(Figure record extracts)
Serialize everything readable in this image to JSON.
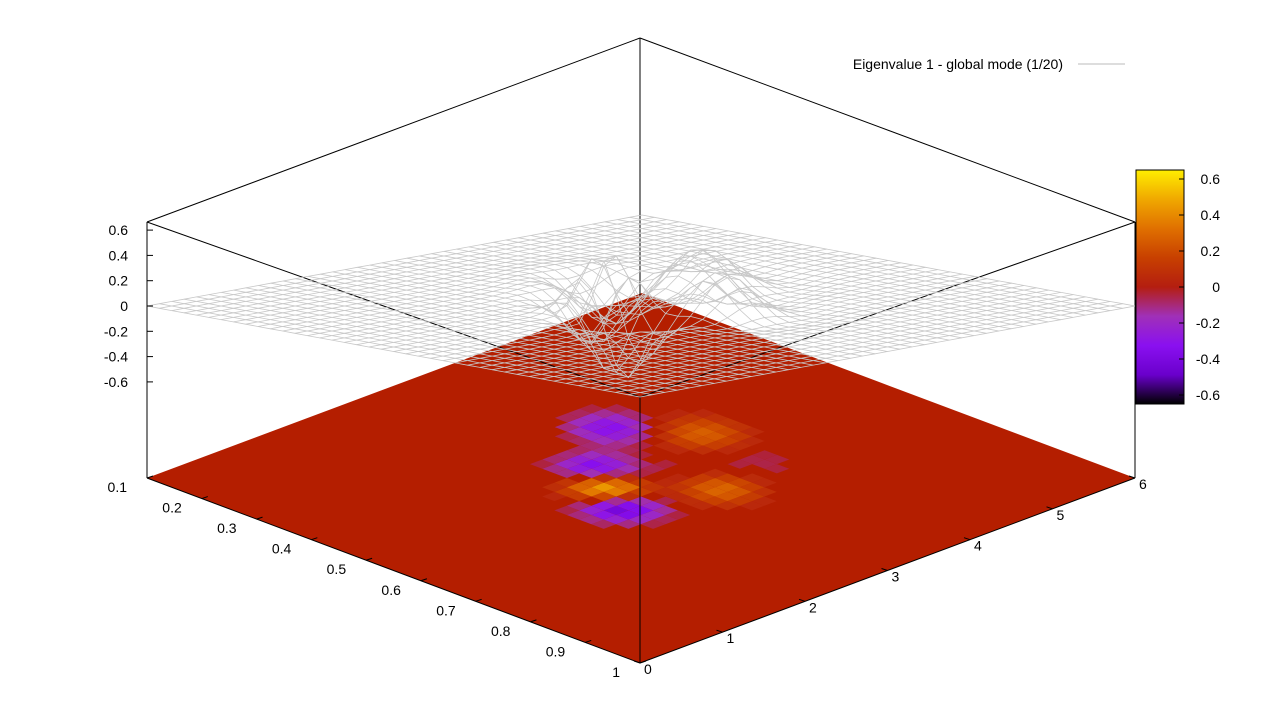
{
  "chart_data": {
    "type": "surface",
    "title": "",
    "legend": {
      "label": "Eigenvalue 1 - global mode (1/20)",
      "placement": "top-right",
      "line_color": "#bbbbbb"
    },
    "x_axis": {
      "range": [
        0.1,
        1.0
      ],
      "tick_labels": [
        "0.1",
        "0.2",
        "0.3",
        "0.4",
        "0.5",
        "0.6",
        "0.7",
        "0.8",
        "0.9",
        "1"
      ]
    },
    "y_axis": {
      "range": [
        0,
        6
      ],
      "tick_labels": [
        "0",
        "1",
        "2",
        "3",
        "4",
        "5",
        "6"
      ]
    },
    "z_axis": {
      "range": [
        -0.6,
        0.6
      ],
      "tick_labels": [
        "0.6",
        "0.4",
        "0.2",
        "0",
        "-0.2",
        "-0.4",
        "-0.6"
      ]
    },
    "colorbar": {
      "range": [
        -0.65,
        0.65
      ],
      "tick_labels": [
        "0.6",
        "0.4",
        "0.2",
        "0",
        "-0.2",
        "-0.4",
        "-0.6"
      ],
      "palette": [
        "#000000",
        "#6a00cc",
        "#8a10f0",
        "#a030b8",
        "#b41e10",
        "#c84000",
        "#e07000",
        "#f0a800",
        "#ffee00"
      ]
    },
    "surface": {
      "grid_nx": 40,
      "grid_ny": 40,
      "mesh_color": "#c8c8c8",
      "base_map_color": "#b41e00",
      "features": [
        {
          "x": 0.55,
          "y": 2.6,
          "amplitude": 0.55,
          "spread": 0.05
        },
        {
          "x": 0.5,
          "y": 2.4,
          "amplitude": -0.5,
          "spread": 0.05
        },
        {
          "x": 0.62,
          "y": 2.9,
          "amplitude": -0.35,
          "spread": 0.05
        },
        {
          "x": 0.45,
          "y": 3.3,
          "amplitude": 0.3,
          "spread": 0.06
        },
        {
          "x": 0.7,
          "y": 3.6,
          "amplitude": -0.3,
          "spread": 0.06
        },
        {
          "x": 0.6,
          "y": 4.1,
          "amplitude": 0.25,
          "spread": 0.07
        }
      ]
    }
  }
}
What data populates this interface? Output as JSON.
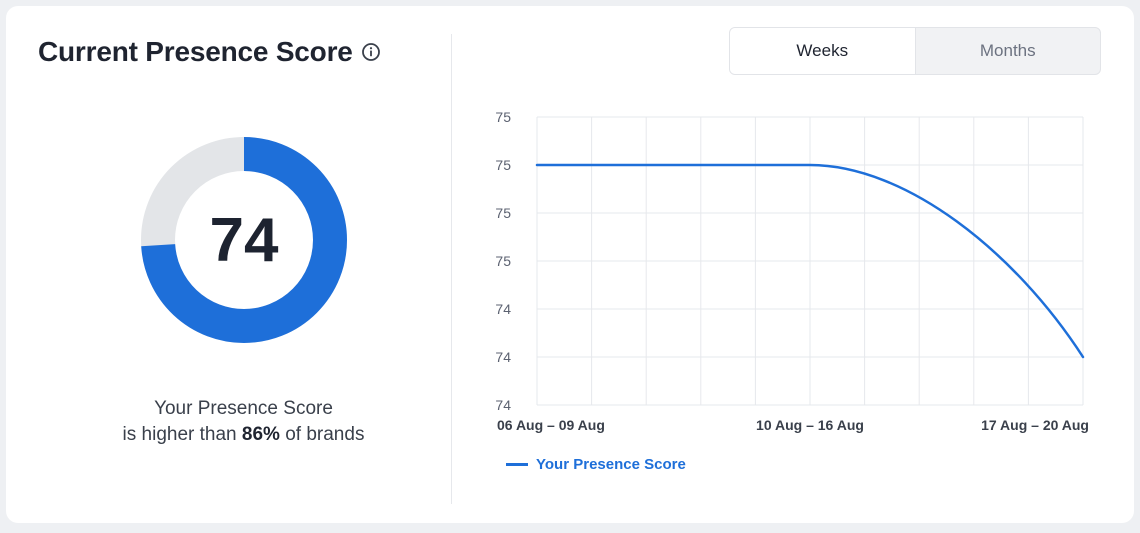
{
  "card": {
    "title": "Current Presence Score",
    "info_icon": "info-icon",
    "score": "74",
    "score_value": 74,
    "caption_line1": "Your Presence Score",
    "caption_prefix": "is higher than",
    "caption_percent": "86%",
    "caption_suffix": "of brands"
  },
  "colors": {
    "accent": "#1e6fd9",
    "track": "#e3e5e8",
    "grid": "#e6e8ec"
  },
  "toggle": {
    "weeks_label": "Weeks",
    "months_label": "Months",
    "active": "weeks"
  },
  "chart_data": {
    "type": "line",
    "title": "",
    "xlabel": "",
    "ylabel": "",
    "y_tick_labels": [
      "75",
      "75",
      "75",
      "75",
      "74",
      "74",
      "74"
    ],
    "ylim": [
      73.9,
      75.1
    ],
    "x_tick_labels": [
      "06 Aug – 09 Aug",
      "10 Aug – 16 Aug",
      "17 Aug – 20 Aug"
    ],
    "grid": true,
    "legend_position": "bottom-left",
    "series": [
      {
        "name": "Your Presence Score",
        "x": [
          "06 Aug – 09 Aug",
          "10 Aug – 16 Aug",
          "17 Aug – 20 Aug"
        ],
        "values": [
          74.9,
          74.9,
          74.1
        ]
      }
    ]
  }
}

* [What is required]:
Copy exactly the lines from the one containing "What data populates" through the final line of the records above, both included, and leave out any pictures.

* [The output]:
What data populates this interface? Output as JSON.
{
  "card": {
    "title": "Current Presence Score",
    "info_icon": "info-icon",
    "score": "74",
    "score_value": 74,
    "caption_line1": "Your Presence Score",
    "caption_prefix": "is higher than",
    "caption_percent": "86%",
    "caption_suffix": "of brands"
  },
  "colors": {
    "accent": "#1e6fd9",
    "track": "#e3e5e8",
    "grid": "#e6e8ec"
  },
  "toggle": {
    "weeks_label": "Weeks",
    "months_label": "Months",
    "active": "weeks"
  },
  "chart_data": {
    "type": "line",
    "title": "",
    "xlabel": "",
    "ylabel": "",
    "y_tick_labels": [
      "75",
      "75",
      "75",
      "75",
      "74",
      "74",
      "74"
    ],
    "ylim": [
      73.9,
      75.1
    ],
    "x_tick_labels": [
      "06 Aug – 09 Aug",
      "10 Aug – 16 Aug",
      "17 Aug – 20 Aug"
    ],
    "grid": true,
    "legend_position": "bottom-left",
    "series": [
      {
        "name": "Your Presence Score",
        "x": [
          "06 Aug – 09 Aug",
          "10 Aug – 16 Aug",
          "17 Aug – 20 Aug"
        ],
        "values": [
          74.9,
          74.9,
          74.1
        ]
      }
    ]
  }
}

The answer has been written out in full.